Data excerpts:

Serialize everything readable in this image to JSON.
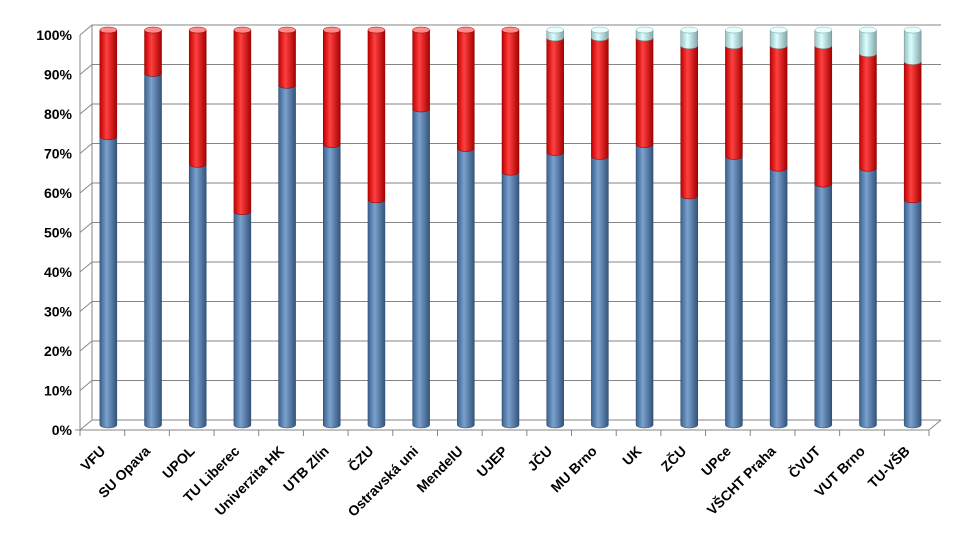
{
  "chart_data": {
    "type": "bar",
    "stacked": "percent",
    "title": "",
    "xlabel": "",
    "ylabel": "",
    "ylim": [
      0,
      100
    ],
    "y_ticks": [
      "0%",
      "10%",
      "20%",
      "30%",
      "40%",
      "50%",
      "60%",
      "70%",
      "80%",
      "90%",
      "100%"
    ],
    "grid": "horizontal",
    "legend": "none",
    "categories": [
      "VFU",
      "SU Opava",
      "UPOL",
      "TU Liberec",
      "Univerzita HK",
      "UTB Zlín",
      "ČZU",
      "Ostravská uni",
      "MendelU",
      "UJEP",
      "JČU",
      "MU Brno",
      "UK",
      "ZČU",
      "UPce",
      "VŠCHT Praha",
      "ČVUT",
      "VUT Brno",
      "TU-VŠB"
    ],
    "series": [
      {
        "color": "#4f81bd",
        "values": [
          73,
          89,
          66,
          54,
          86,
          71,
          57,
          80,
          70,
          64,
          69,
          68,
          71,
          58,
          68,
          65,
          61,
          65,
          57
        ]
      },
      {
        "color": "#ff0000",
        "values": [
          27,
          11,
          34,
          46,
          14,
          29,
          43,
          20,
          30,
          36,
          29,
          30,
          27,
          38,
          28,
          31,
          35,
          29,
          35
        ]
      },
      {
        "color": "#ccffff",
        "values": [
          0,
          0,
          0,
          0,
          0,
          0,
          0,
          0,
          0,
          0,
          2,
          2,
          2,
          4,
          4,
          4,
          4,
          6,
          8
        ]
      }
    ]
  }
}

Work to do:
Filter the listing for the word "color" and copy every line that holds it.

Exercise solution:
        "color": "#4f81bd",
        "color": "#ff0000",
        "color": "#ccffff",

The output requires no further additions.